● **TASK**:
Which lines in the records below contain the word "xiào"? Copy each one out.

● **INFORMATION SUPPLIED**:
++++++++++

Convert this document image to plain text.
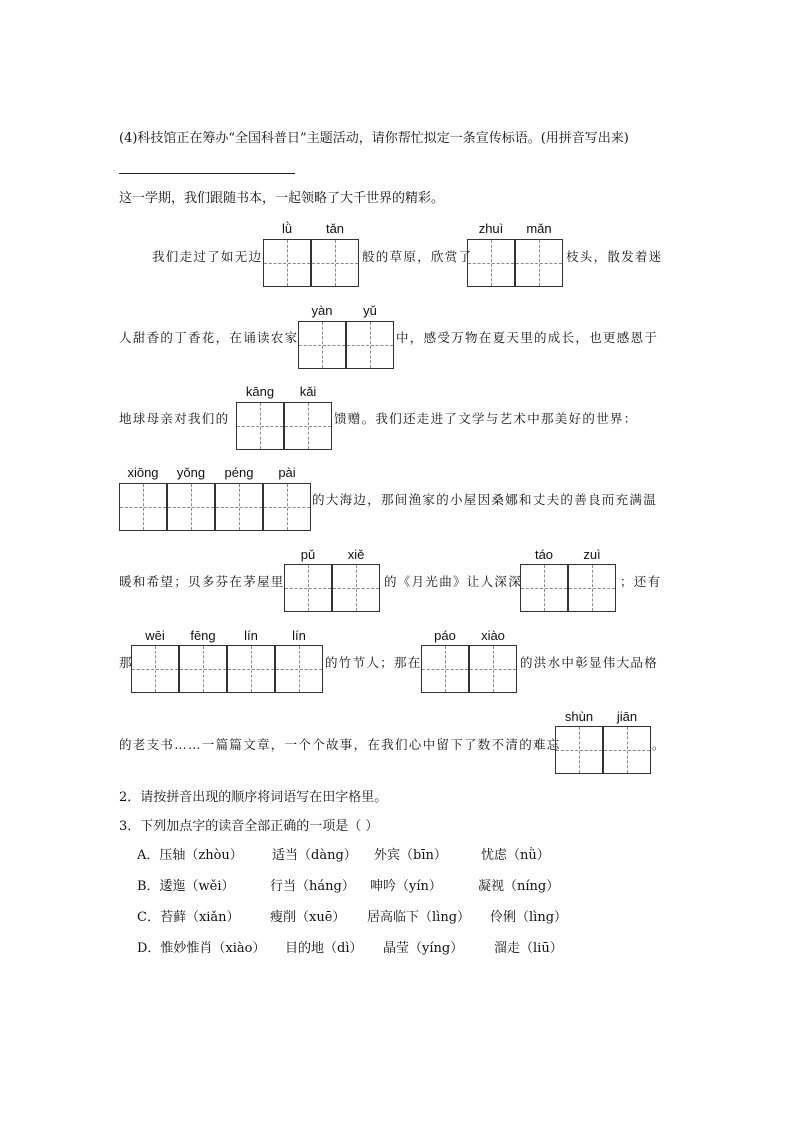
(4)科技馆正在筹办“全国科普日”主题活动，请你帮忙拟定一条宣传标语。(用拼音写出来)
这一学期，我们跟随书本，一起领略了大千世界的精彩。
我们走过了如无边
lǜ	tǎn
般的草原，欣赏了
zhuì	mǎn
枝头，散发着迷
人甜香的丁香花，在诵读农家
yàn	yǔ
中，感受万物在夏天里的成长，也更感恩于
地球母亲对我们的
kāng	kǎi
馈赠。我们还走进了文学与艺术中那美好的世界：
xiōng	yǒng	péng	pài
的大海边，那间渔家的小屋因桑娜和丈夫的善良而充满温
暖和希望；贝多芬在茅屋里
pǔ	xiě
的《月光曲》让人深深
táo	zuì
；还有
那
wēi	fēng	lín	lín
的竹节人；那在
páo	xiào
的洪水中彰显伟大品格
的老支书……一篇篇文章，一个个故事，在我们心中留下了数不清的难忘
shùn	jiān
。
2．请按拼音出现的顺序将词语写在田字格里。
3．下列加点字的读音全部正确的一项是（ ）
A．压轴（zhòu） 适当（dàng） 外宾（bīn）	忧虑（nǜ）
B．逶迤（wěi）	行当（háng） 呻吟（yín）	凝视（níng）
C．苔藓（xiǎn） 瘦削（xuē） 居高临下（lìng） 伶俐（lìng）
D．惟妙惟肖（xiào） 目的地（dì） 晶莹（yíng） 溜走（liū）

++++++++++

● **CORRECT RESPONSE**:
páo	xiào
D．惟妙惟肖（xiào） 目的地（dì） 晶莹（yíng） 溜走（liū）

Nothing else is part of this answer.